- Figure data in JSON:
==============================
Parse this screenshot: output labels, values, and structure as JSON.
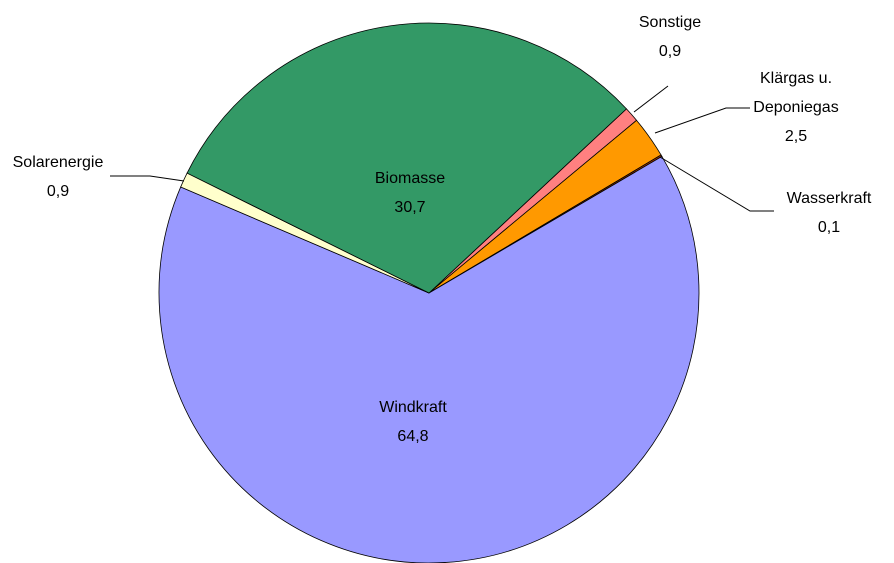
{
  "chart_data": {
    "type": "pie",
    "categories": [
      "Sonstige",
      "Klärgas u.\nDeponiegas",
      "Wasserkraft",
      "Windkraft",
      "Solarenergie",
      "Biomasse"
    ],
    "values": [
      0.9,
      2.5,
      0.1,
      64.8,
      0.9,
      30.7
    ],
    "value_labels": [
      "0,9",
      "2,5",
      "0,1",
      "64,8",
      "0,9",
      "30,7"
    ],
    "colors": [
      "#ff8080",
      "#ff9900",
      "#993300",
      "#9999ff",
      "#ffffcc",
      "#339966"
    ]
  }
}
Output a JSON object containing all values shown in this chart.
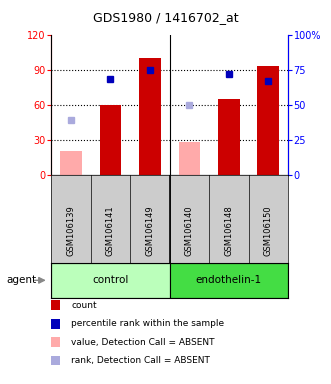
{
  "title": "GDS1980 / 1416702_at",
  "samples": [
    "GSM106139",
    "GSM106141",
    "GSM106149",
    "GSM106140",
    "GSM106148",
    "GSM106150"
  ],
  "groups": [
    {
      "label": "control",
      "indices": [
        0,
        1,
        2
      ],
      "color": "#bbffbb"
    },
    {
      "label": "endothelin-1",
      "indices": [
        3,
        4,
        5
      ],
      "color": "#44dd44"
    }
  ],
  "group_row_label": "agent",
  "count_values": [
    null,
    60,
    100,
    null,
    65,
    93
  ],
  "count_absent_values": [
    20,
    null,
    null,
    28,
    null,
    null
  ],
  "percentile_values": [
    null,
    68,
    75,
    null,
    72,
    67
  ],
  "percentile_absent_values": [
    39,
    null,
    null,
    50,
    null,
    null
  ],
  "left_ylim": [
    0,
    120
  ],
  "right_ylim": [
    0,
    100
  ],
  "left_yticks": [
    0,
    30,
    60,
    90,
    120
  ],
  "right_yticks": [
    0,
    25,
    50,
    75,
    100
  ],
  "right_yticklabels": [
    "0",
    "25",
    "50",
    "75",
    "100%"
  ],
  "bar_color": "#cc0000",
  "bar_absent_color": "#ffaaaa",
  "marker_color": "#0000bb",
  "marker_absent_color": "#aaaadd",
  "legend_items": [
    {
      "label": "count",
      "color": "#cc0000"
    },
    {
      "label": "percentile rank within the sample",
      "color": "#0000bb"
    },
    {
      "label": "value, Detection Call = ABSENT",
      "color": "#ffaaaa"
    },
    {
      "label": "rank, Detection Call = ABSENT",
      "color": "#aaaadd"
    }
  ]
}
==============================
- Aim of the task: Return each line from the material above exactly, but not the pictures.

- Solution to this task:
Parse this screenshot: output labels, values, and structure as JSON.
{
  "chart_data": {
    "type": "pie",
    "categories": [
      "Sonstige",
      "Klärgas u.\nDeponiegas",
      "Wasserkraft",
      "Windkraft",
      "Solarenergie",
      "Biomasse"
    ],
    "values": [
      0.9,
      2.5,
      0.1,
      64.8,
      0.9,
      30.7
    ],
    "value_labels": [
      "0,9",
      "2,5",
      "0,1",
      "64,8",
      "0,9",
      "30,7"
    ],
    "colors": [
      "#ff8080",
      "#ff9900",
      "#993300",
      "#9999ff",
      "#ffffcc",
      "#339966"
    ]
  }
}
Output a JSON object containing all values shown in this chart.
{
  "title": "GDS1980 / 1416702_at",
  "samples": [
    "GSM106139",
    "GSM106141",
    "GSM106149",
    "GSM106140",
    "GSM106148",
    "GSM106150"
  ],
  "groups": [
    {
      "label": "control",
      "indices": [
        0,
        1,
        2
      ],
      "color": "#bbffbb"
    },
    {
      "label": "endothelin-1",
      "indices": [
        3,
        4,
        5
      ],
      "color": "#44dd44"
    }
  ],
  "group_row_label": "agent",
  "count_values": [
    null,
    60,
    100,
    null,
    65,
    93
  ],
  "count_absent_values": [
    20,
    null,
    null,
    28,
    null,
    null
  ],
  "percentile_values": [
    null,
    68,
    75,
    null,
    72,
    67
  ],
  "percentile_absent_values": [
    39,
    null,
    null,
    50,
    null,
    null
  ],
  "left_ylim": [
    0,
    120
  ],
  "right_ylim": [
    0,
    100
  ],
  "left_yticks": [
    0,
    30,
    60,
    90,
    120
  ],
  "right_yticks": [
    0,
    25,
    50,
    75,
    100
  ],
  "right_yticklabels": [
    "0",
    "25",
    "50",
    "75",
    "100%"
  ],
  "bar_color": "#cc0000",
  "bar_absent_color": "#ffaaaa",
  "marker_color": "#0000bb",
  "marker_absent_color": "#aaaadd",
  "legend_items": [
    {
      "label": "count",
      "color": "#cc0000"
    },
    {
      "label": "percentile rank within the sample",
      "color": "#0000bb"
    },
    {
      "label": "value, Detection Call = ABSENT",
      "color": "#ffaaaa"
    },
    {
      "label": "rank, Detection Call = ABSENT",
      "color": "#aaaadd"
    }
  ]
}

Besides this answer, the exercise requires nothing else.